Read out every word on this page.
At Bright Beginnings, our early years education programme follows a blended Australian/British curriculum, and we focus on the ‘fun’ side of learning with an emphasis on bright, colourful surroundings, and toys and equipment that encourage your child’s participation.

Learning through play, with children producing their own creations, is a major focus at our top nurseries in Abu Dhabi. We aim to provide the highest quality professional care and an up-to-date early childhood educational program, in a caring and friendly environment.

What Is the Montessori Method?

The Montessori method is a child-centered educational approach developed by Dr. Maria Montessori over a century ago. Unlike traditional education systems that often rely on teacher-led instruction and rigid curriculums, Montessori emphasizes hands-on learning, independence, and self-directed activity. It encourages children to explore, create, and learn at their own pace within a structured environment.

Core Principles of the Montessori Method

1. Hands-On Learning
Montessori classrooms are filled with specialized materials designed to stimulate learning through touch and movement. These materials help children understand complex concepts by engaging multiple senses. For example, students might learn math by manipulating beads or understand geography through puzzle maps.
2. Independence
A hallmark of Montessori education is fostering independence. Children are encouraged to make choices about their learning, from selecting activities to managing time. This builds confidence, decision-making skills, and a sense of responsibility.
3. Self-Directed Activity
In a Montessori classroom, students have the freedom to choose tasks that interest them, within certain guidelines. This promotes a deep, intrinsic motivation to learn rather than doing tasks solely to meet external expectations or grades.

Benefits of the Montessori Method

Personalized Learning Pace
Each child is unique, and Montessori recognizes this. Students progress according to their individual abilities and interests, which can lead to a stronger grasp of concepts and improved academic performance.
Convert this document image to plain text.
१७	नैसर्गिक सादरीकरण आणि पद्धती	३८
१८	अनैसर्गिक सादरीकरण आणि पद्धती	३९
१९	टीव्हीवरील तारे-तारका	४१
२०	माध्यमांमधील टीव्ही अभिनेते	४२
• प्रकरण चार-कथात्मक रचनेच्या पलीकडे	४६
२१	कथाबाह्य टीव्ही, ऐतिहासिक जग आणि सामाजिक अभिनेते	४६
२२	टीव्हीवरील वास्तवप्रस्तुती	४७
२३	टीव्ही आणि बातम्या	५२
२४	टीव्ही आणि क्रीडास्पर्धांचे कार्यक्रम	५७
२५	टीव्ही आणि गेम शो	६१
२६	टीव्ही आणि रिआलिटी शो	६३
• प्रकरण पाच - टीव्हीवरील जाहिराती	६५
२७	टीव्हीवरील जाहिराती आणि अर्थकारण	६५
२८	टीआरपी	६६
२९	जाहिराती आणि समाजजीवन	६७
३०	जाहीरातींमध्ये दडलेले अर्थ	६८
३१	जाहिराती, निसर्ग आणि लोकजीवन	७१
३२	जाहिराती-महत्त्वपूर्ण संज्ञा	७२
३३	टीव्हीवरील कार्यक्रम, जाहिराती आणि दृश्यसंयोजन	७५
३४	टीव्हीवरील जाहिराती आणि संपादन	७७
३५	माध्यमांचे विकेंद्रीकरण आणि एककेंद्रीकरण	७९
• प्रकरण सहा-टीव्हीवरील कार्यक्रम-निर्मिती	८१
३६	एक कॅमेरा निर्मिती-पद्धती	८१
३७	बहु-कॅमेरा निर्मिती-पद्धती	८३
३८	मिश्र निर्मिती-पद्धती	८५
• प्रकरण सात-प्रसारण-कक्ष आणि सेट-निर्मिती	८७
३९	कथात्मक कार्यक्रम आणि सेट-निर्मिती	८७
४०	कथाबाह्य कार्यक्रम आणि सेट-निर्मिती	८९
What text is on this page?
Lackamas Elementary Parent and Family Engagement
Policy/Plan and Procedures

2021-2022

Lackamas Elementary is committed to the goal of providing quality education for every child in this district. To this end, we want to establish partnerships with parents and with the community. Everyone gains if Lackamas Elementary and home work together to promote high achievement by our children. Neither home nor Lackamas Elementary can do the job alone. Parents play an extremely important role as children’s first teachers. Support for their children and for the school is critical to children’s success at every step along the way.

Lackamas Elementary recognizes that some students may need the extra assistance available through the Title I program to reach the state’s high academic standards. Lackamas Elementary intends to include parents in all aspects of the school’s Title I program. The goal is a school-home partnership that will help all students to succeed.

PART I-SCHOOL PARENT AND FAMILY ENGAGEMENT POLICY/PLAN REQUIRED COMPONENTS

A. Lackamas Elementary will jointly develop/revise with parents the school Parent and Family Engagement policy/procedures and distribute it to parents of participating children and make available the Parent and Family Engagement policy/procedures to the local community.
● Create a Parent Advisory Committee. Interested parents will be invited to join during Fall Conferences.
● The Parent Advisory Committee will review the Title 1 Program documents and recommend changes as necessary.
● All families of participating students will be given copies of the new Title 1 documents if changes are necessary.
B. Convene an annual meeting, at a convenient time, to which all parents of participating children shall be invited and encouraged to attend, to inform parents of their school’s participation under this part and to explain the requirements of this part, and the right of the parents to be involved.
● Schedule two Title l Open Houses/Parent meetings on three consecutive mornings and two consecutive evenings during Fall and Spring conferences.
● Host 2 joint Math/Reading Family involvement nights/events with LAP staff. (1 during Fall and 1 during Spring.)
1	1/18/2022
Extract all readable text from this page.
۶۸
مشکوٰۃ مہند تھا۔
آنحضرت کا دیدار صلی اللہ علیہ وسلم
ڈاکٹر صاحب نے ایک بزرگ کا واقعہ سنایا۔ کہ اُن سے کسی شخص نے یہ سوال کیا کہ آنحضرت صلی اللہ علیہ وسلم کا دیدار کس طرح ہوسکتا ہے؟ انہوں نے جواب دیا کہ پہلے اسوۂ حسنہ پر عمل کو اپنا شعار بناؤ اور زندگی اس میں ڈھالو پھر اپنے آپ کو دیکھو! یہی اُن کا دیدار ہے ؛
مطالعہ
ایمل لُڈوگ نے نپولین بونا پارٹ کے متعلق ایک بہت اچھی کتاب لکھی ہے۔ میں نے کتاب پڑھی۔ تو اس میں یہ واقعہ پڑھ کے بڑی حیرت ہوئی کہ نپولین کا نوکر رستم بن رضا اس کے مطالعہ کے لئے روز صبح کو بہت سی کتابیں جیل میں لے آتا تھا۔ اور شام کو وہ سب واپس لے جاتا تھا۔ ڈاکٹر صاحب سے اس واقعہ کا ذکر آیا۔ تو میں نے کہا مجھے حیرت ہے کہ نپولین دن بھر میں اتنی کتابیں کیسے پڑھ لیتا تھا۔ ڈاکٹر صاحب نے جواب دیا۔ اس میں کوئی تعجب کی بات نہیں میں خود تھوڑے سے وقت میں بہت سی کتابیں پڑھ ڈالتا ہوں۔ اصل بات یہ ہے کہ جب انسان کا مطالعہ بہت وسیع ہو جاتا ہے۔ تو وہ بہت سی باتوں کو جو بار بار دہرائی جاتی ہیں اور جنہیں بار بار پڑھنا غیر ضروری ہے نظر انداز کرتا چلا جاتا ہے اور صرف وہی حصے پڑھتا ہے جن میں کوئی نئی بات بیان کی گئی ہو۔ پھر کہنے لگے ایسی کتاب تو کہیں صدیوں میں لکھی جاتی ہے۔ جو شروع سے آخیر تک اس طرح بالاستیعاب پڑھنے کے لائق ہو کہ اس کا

### TASK REQUIREMENTS
Transcribe the entire listing above precisely.

### EXERCISE SOLUTION
Read out every word on this page.
At Bright Beginnings, our early years education programme follows a blended Australian/British curriculum, and we focus on the ‘fun’ side of learning with an emphasis on bright, colourful surroundings, and toys and equipment that encourage your child’s participation.

Learning through play, with children producing their own creations, is a major focus at our top nurseries in Abu Dhabi. We aim to provide the highest quality professional care and an up-to-date early childhood educational program, in a caring and friendly environment.

What Is the Montessori Method?

The Montessori method is a child-centered educational approach developed by Dr. Maria Montessori over a century ago. Unlike traditional education systems that often rely on teacher-led instruction and rigid curriculums, Montessori emphasizes hands-on learning, independence, and self-directed activity. It encourages children to explore, create, and learn at their own pace within a structured environment.

Core Principles of the Montessori Method

1. Hands-On Learning
Montessori classrooms are filled with specialized materials designed to stimulate learning through touch and movement. These materials help children understand complex concepts by engaging multiple senses. For example, students might learn math by manipulating beads or understand geography through puzzle maps.
2. Independence
A hallmark of Montessori education is fostering independence. Children are encouraged to make choices about their learning, from selecting activities to managing time. This builds confidence, decision-making skills, and a sense of responsibility.
3. Self-Directed Activity
In a Montessori classroom, students have the freedom to choose tasks that interest them, within certain guidelines. This promotes a deep, intrinsic motivation to learn rather than doing tasks solely to meet external expectations or grades.

Benefits of the Montessori Method

Personalized Learning Pace
Each child is unique, and Montessori recognizes this. Students progress according to their individual abilities and interests, which can lead to a stronger grasp of concepts and improved academic performance.
Convert this document image to plain text.
१७	नैसर्गिक सादरीकरण आणि पद्धती	३८
१८	अनैसर्गिक सादरीकरण आणि पद्धती	३९
१९	टीव्हीवरील तारे-तारका	४१
२०	माध्यमांमधील टीव्ही अभिनेते	४२
• प्रकरण चार-कथात्मक रचनेच्या पलीकडे	४६
२१	कथाबाह्य टीव्ही, ऐतिहासिक जग आणि सामाजिक अभिनेते	४६
२२	टीव्हीवरील वास्तवप्रस्तुती	४७
२३	टीव्ही आणि बातम्या	५२
२४	टीव्ही आणि क्रीडास्पर्धांचे कार्यक्रम	५७
२५	टीव्ही आणि गेम शो	६१
२६	टीव्ही आणि रिआलिटी शो	६३
• प्रकरण पाच - टीव्हीवरील जाहिराती	६५
२७	टीव्हीवरील जाहिराती आणि अर्थकारण	६५
२८	टीआरपी	६६
२९	जाहिराती आणि समाजजीवन	६७
३०	जाहीरातींमध्ये दडलेले अर्थ	६८
३१	जाहिराती, निसर्ग आणि लोकजीवन	७१
३२	जाहिराती-महत्त्वपूर्ण संज्ञा	७२
३३	टीव्हीवरील कार्यक्रम, जाहिराती आणि दृश्यसंयोजन	७५
३४	टीव्हीवरील जाहिराती आणि संपादन	७७
३५	माध्यमांचे विकेंद्रीकरण आणि एककेंद्रीकरण	७९
• प्रकरण सहा-टीव्हीवरील कार्यक्रम-निर्मिती	८१
३६	एक कॅमेरा निर्मिती-पद्धती	८१
३७	बहु-कॅमेरा निर्मिती-पद्धती	८३
३८	मिश्र निर्मिती-पद्धती	८५
• प्रकरण सात-प्रसारण-कक्ष आणि सेट-निर्मिती	८७
३९	कथात्मक कार्यक्रम आणि सेट-निर्मिती	८७
४०	कथाबाह्य कार्यक्रम आणि सेट-निर्मिती	८९
What text is on this page?
Lackamas Elementary Parent and Family Engagement
Policy/Plan and Procedures

2021-2022

Lackamas Elementary is committed to the goal of providing quality education for every child in this district. To this end, we want to establish partnerships with parents and with the community. Everyone gains if Lackamas Elementary and home work together to promote high achievement by our children. Neither home nor Lackamas Elementary can do the job alone. Parents play an extremely important role as children’s first teachers. Support for their children and for the school is critical to children’s success at every step along the way.

Lackamas Elementary recognizes that some students may need the extra assistance available through the Title I program to reach the state’s high academic standards. Lackamas Elementary intends to include parents in all aspects of the school’s Title I program. The goal is a school-home partnership that will help all students to succeed.

PART I-SCHOOL PARENT AND FAMILY ENGAGEMENT POLICY/PLAN REQUIRED COMPONENTS

A. Lackamas Elementary will jointly develop/revise with parents the school Parent and Family Engagement policy/procedures and distribute it to parents of participating children and make available the Parent and Family Engagement policy/procedures to the local community.
● Create a Parent Advisory Committee. Interested parents will be invited to join during Fall Conferences.
● The Parent Advisory Committee will review the Title 1 Program documents and recommend changes as necessary.
● All families of participating students will be given copies of the new Title 1 documents if changes are necessary.
B. Convene an annual meeting, at a convenient time, to which all parents of participating children shall be invited and encouraged to attend, to inform parents of their school’s participation under this part and to explain the requirements of this part, and the right of the parents to be involved.
● Schedule two Title l Open Houses/Parent meetings on three consecutive mornings and two consecutive evenings during Fall and Spring conferences.
● Host 2 joint Math/Reading Family involvement nights/events with LAP staff. (1 during Fall and 1 during Spring.)
1	1/18/2022
Extract all readable text from this page.
۶۸
مشکوٰۃ مہند تھا۔
آنحضرت کا دیدار صلی اللہ علیہ وسلم
ڈاکٹر صاحب نے ایک بزرگ کا واقعہ سنایا۔ کہ اُن سے کسی شخص نے یہ سوال کیا کہ آنحضرت صلی اللہ علیہ وسلم کا دیدار کس طرح ہوسکتا ہے؟ انہوں نے جواب دیا کہ پہلے اسوۂ حسنہ پر عمل کو اپنا شعار بناؤ اور زندگی اس میں ڈھالو پھر اپنے آپ کو دیکھو! یہی اُن کا دیدار ہے ؛
مطالعہ
ایمل لُڈوگ نے نپولین بونا پارٹ کے متعلق ایک بہت اچھی کتاب لکھی ہے۔ میں نے کتاب پڑھی۔ تو اس میں یہ واقعہ پڑھ کے بڑی حیرت ہوئی کہ نپولین کا نوکر رستم بن رضا اس کے مطالعہ کے لئے روز صبح کو بہت سی کتابیں جیل میں لے آتا تھا۔ اور شام کو وہ سب واپس لے جاتا تھا۔ ڈاکٹر صاحب سے اس واقعہ کا ذکر آیا۔ تو میں نے کہا مجھے حیرت ہے کہ نپولین دن بھر میں اتنی کتابیں کیسے پڑھ لیتا تھا۔ ڈاکٹر صاحب نے جواب دیا۔ اس میں کوئی تعجب کی بات نہیں میں خود تھوڑے سے وقت میں بہت سی کتابیں پڑھ ڈالتا ہوں۔ اصل بات یہ ہے کہ جب انسان کا مطالعہ بہت وسیع ہو جاتا ہے۔ تو وہ بہت سی باتوں کو جو بار بار دہرائی جاتی ہیں اور جنہیں بار بار پڑھنا غیر ضروری ہے نظر انداز کرتا چلا جاتا ہے اور صرف وہی حصے پڑھتا ہے جن میں کوئی نئی بات بیان کی گئی ہو۔ پھر کہنے لگے ایسی کتاب تو کہیں صدیوں میں لکھی جاتی ہے۔ جو شروع سے آخیر تک اس طرح بالاستیعاب پڑھنے کے لائق ہو کہ اس کا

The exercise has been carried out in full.